Task objective: In the items below, return everything from the line containing "Localize each UI" down to the line containing "y-tick-label: 80: [82, 173, 94, 185]", with both of those lines included and every line copied word for word.

Task inputs:
....................

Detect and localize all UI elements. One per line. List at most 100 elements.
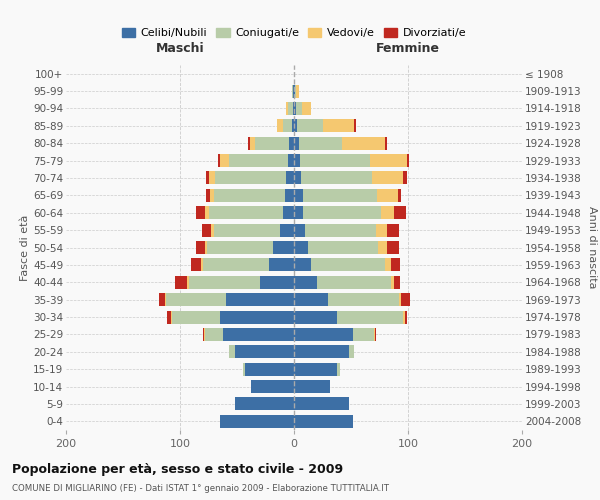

....................

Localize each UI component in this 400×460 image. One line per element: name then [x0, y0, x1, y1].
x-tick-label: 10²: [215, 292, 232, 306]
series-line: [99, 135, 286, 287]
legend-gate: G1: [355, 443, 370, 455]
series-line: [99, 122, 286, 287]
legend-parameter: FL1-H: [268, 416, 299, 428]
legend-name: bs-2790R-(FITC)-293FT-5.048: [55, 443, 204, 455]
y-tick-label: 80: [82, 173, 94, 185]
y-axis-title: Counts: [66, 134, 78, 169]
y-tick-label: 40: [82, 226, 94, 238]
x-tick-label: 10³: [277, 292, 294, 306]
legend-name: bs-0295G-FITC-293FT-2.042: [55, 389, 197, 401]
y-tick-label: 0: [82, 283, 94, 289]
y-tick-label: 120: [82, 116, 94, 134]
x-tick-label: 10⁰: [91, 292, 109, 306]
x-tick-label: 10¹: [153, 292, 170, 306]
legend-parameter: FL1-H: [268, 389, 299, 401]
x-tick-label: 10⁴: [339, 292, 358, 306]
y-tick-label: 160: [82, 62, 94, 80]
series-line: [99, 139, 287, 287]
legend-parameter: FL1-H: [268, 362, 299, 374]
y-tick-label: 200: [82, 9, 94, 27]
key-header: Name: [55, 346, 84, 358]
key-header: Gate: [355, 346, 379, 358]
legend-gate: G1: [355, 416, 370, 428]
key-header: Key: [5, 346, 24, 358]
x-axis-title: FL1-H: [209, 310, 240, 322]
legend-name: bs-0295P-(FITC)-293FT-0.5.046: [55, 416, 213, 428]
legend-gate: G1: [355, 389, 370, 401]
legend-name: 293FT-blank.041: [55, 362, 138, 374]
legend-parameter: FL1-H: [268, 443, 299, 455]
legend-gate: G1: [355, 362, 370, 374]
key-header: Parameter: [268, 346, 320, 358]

....................

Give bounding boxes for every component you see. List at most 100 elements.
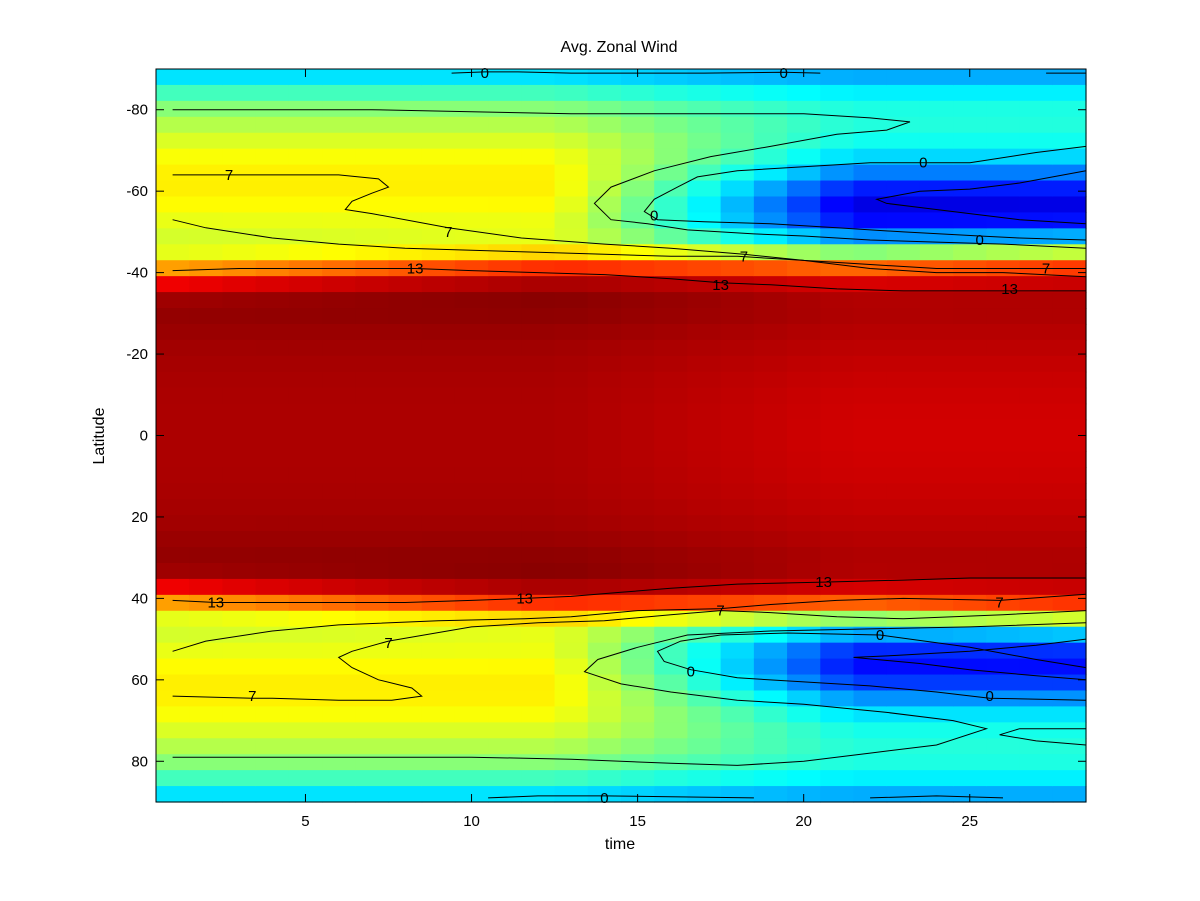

....................

The result:
Localize each UI component in this 400×460 image. One line per element: name then [x0, y0, x1, y1].
x-tick-label: 10²: [215, 292, 232, 306]
series-line: [99, 135, 286, 287]
legend-gate: G1: [355, 443, 370, 455]
series-line: [99, 122, 286, 287]
legend-parameter: FL1-H: [268, 416, 299, 428]
legend-name: bs-2790R-(FITC)-293FT-5.048: [55, 443, 204, 455]
y-tick-label: 80: [82, 173, 94, 185]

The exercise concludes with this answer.